DATA ROWS:
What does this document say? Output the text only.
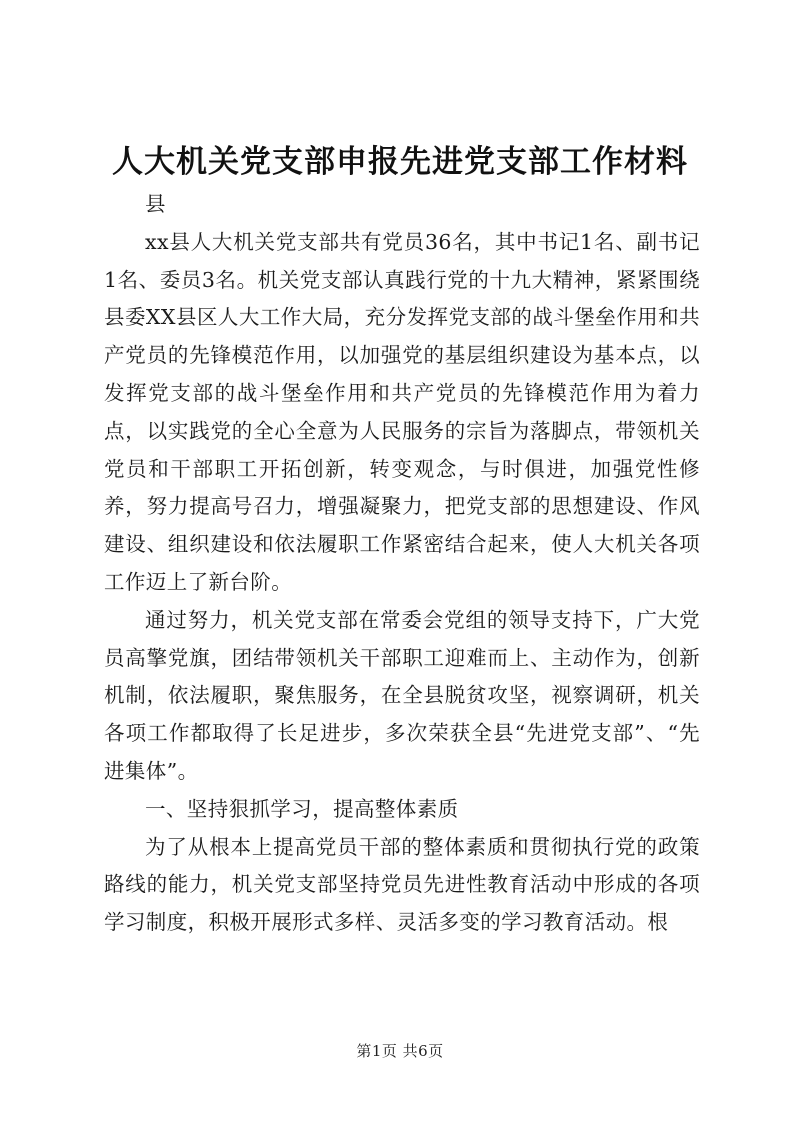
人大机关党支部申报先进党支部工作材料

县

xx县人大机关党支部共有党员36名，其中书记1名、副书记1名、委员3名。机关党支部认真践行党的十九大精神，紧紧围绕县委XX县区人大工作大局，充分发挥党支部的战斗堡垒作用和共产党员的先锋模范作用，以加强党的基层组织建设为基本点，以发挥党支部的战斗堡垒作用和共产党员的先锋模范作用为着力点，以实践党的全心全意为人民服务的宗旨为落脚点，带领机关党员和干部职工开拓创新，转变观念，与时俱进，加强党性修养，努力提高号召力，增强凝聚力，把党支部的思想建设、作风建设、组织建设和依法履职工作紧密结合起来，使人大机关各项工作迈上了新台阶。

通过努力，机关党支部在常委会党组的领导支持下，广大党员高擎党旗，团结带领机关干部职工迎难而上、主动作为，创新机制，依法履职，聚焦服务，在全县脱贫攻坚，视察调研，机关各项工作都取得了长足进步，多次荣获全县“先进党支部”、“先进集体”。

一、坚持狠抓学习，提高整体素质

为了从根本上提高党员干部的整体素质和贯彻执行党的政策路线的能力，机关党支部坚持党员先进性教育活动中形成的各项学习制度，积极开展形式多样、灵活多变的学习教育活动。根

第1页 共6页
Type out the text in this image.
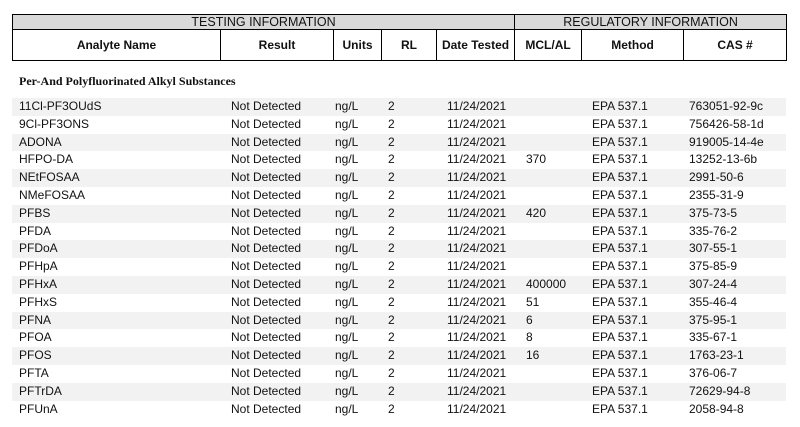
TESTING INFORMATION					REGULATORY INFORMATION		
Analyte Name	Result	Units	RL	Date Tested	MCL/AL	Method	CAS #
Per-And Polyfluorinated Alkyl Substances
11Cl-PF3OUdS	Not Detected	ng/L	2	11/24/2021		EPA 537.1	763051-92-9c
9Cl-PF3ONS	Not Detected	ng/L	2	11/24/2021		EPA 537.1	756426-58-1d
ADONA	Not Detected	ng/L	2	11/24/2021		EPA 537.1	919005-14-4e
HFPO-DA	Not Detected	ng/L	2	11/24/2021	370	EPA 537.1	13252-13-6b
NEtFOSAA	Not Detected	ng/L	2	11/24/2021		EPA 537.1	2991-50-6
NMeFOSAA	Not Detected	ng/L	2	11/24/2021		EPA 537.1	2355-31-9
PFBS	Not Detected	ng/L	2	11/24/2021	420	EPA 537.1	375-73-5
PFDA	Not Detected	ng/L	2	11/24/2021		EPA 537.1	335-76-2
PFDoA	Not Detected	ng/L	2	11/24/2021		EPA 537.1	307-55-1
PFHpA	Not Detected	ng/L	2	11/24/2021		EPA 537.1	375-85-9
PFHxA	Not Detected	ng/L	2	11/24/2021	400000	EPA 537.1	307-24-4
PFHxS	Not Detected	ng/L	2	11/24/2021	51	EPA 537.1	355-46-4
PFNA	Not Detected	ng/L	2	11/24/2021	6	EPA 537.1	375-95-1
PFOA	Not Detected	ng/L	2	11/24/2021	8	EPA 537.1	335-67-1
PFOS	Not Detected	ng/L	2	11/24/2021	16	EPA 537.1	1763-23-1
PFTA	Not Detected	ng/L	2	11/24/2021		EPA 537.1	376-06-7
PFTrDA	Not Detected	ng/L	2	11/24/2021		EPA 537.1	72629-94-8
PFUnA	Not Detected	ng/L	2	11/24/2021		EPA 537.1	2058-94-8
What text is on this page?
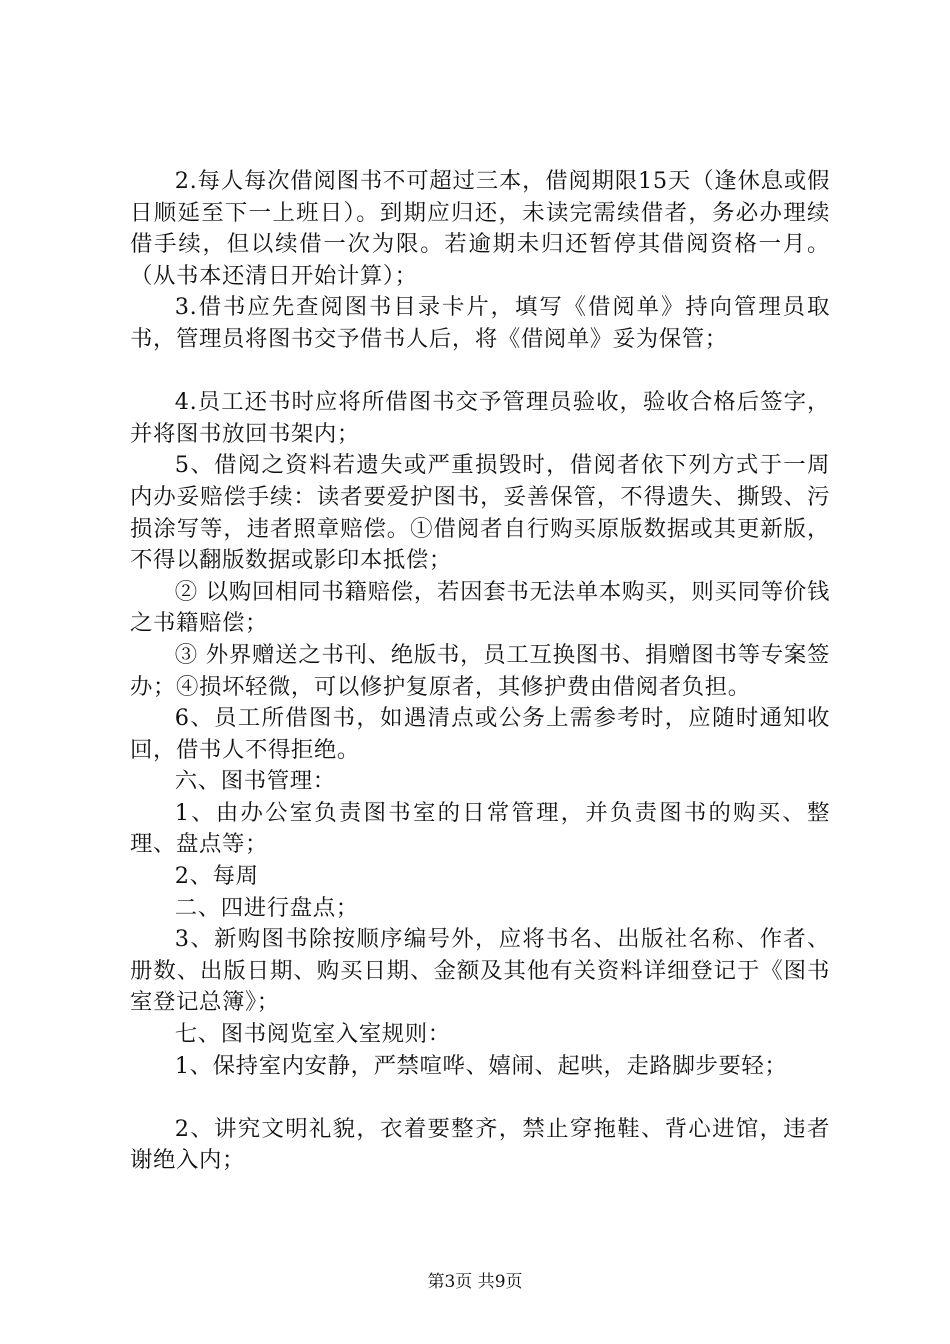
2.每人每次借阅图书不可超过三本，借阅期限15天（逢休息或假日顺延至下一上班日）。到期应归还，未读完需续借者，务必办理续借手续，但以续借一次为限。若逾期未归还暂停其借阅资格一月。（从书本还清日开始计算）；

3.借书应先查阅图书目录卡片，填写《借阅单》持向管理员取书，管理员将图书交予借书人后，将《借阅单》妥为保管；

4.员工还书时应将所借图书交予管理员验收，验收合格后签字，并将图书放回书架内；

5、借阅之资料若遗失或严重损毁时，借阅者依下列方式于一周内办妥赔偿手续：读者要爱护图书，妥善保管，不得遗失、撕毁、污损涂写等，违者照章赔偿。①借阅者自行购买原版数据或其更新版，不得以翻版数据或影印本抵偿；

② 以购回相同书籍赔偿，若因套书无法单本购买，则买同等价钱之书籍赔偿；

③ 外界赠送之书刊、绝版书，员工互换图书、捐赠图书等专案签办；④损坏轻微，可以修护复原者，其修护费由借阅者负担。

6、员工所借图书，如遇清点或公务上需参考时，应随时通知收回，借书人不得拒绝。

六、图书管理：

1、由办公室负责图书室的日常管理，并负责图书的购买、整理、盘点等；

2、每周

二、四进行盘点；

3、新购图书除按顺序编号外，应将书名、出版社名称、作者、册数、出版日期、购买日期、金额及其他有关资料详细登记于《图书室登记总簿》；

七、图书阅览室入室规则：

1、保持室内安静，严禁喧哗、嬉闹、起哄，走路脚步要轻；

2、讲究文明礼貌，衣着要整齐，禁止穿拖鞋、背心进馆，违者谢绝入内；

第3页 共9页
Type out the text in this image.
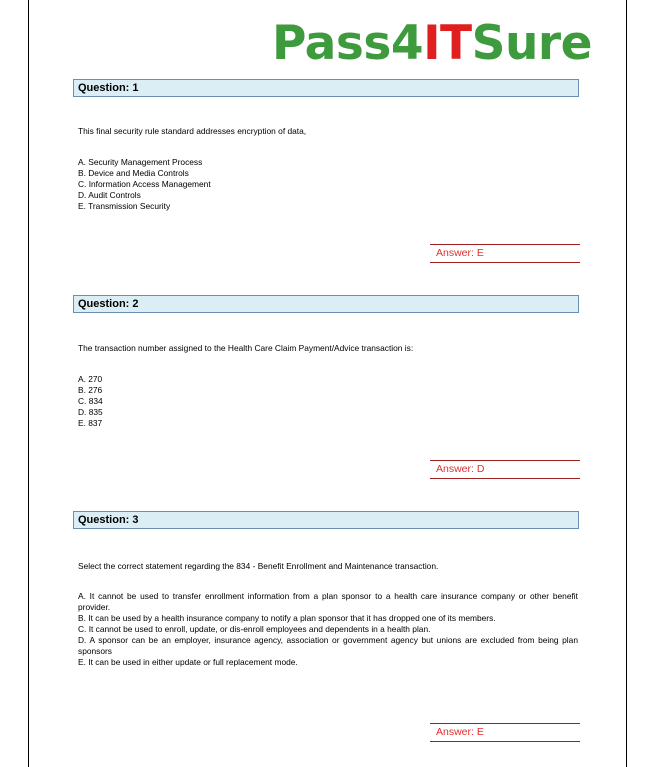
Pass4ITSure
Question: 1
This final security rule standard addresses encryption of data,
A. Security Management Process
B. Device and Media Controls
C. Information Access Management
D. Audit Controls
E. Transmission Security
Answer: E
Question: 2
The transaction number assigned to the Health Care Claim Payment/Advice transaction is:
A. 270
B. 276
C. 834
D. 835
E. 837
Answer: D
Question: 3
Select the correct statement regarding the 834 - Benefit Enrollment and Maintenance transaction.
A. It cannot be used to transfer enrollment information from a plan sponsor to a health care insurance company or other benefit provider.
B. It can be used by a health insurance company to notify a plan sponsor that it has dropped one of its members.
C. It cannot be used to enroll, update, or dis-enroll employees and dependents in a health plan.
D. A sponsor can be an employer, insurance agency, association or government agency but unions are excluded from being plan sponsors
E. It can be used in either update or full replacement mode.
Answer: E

SET PROBLEM:
Pull out all lines from the entries above in which the word "update" appears.

THE REPLY:
C. It cannot be used to enroll, update, or dis-enroll employees and dependents in a health plan.
E. It can be used in either update or full replacement mode.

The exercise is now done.